**Brano**
/---
La Pasta di Matera è sempre più vicina a ottenere il riconoscimento di Indicazione Geografica Protetta (IGP). Questo percorso mira a rafforzare la filiera del grano duro, valorizzare il territorio lucano e creare nuove opportunità economiche.
Avvio iter per il riconoscimento IGP
L'assessore regionale alle Politiche agricole, **Carmine Cicala**, ha annunciato l'avvio ufficiale del processo per ottenere l'IGP per la “Pasta di Matera”. L'obiettivo è creare una filiera integrata. Questa unirebbe produzione, trasformazione e mercato. Si punta a generare valore duraturo per il territorio. Questo si tradurrà in un'economia concreta per l'intera **Basilicata**.
L'iniziativa è promossa dall'Associazione Gruppo Produttori. Essa riunisce agricoltori dell'Organizzazione di Produttori Granaio Appulo Lucano. Coinvolge anche realtà di trasformazione come il pastificio **Food Service**. Rappresenta un passo strutturato verso la valorizzazione della filiera del grano duro.
Rafforzare qualità e tracciabilità del prodotto
L'assessore **Cicala** ha sottolineato l'importanza strategica di questo percorso. Non si tratta solo di un aspetto tecnico. È una scelta precisa per organizzare la filiera. Questo eviterà la dispersione del valore. La sola produzione, infatti, rischia di portare alla cessione del grano senza un pieno beneficio per il territorio.
\---
**Esercizio A**
Nel brano sulla Pasta di Matera, quale soggetto promuove l'iniziativa per il riconoscimento IGP?
**Esercizio B**
Prosegui il brano sulla Pasta di Matera dopo l'ultima frase riportata.

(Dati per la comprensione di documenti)
/---
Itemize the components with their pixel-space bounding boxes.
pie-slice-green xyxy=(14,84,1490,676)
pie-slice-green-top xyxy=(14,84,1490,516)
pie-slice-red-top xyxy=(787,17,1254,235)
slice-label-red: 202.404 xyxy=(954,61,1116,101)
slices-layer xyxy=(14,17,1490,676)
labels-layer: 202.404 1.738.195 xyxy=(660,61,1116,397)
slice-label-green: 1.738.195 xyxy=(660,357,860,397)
\---
**Spazio risposta A**
L'Associazione Gruppo Produttori.

**Spazio risposta B**
L'IGP diventerà uno strumento fondamentale. Rafforzerà la qualità, la tracciabilità e la riconoscibilità della “Pasta di Matera”. Consentirà un posizionamento più forte sui mercati nazionali e internazionali. **Matera**, storicamente legata alla lavorazione del grano, può trasformare questa eredità. Diventa una leva concreta di sviluppo. Genererà nuove opportunità economiche e sosterrà le imprese locali.
Sostegno alle imprese e presidio del territorio
Quando la filiera funziona, il valore rimane sul territorio. Questo sostiene la redditività e la stabilità delle imprese. Aiuta anche a contrastare lo spopolamento. Rafforza il tessuto produttivo locale. Il percorso si inserisce in un quadro più ampio di supporto al settore. Include la Commissione Unica Nazionale (CUN) sul grano duro. Questa è stata avviata dal Ministro **Francesco Lollobrigida**.
La CUN interviene sul prezzo e aumenta la trasparenza. L'IGP, invece, agisce sul valore del prodotto. L'integrazione di questi due elementi è cruciale. Permette di costruire una filiera più forte, equa e competitiva. Oltre alla dimensione economica, la valorizzazione della “Pasta di Matera” può accrescere l'attrattività del territorio. Potrebbe intercettare una domanda crescente di turismo enogastronomico.
Una visione per il futuro dell'agricoltura lucana
L'impegno è quello di accompagnare questi percorsi con strumenti concreti. Serve una visione chiara: non limitarsi a vendere materia prima. Bisogna costruire valore lungo tutta la filiera. Questo è fondamentale per il futuro dell'agricoltura lucana. L'obiettivo è creare un circolo virtuoso. La produzione di eccellenza si lega alla valorizzazione economica e culturale del territorio. L'IGP rappresenta un passo decisivo in questa direzione.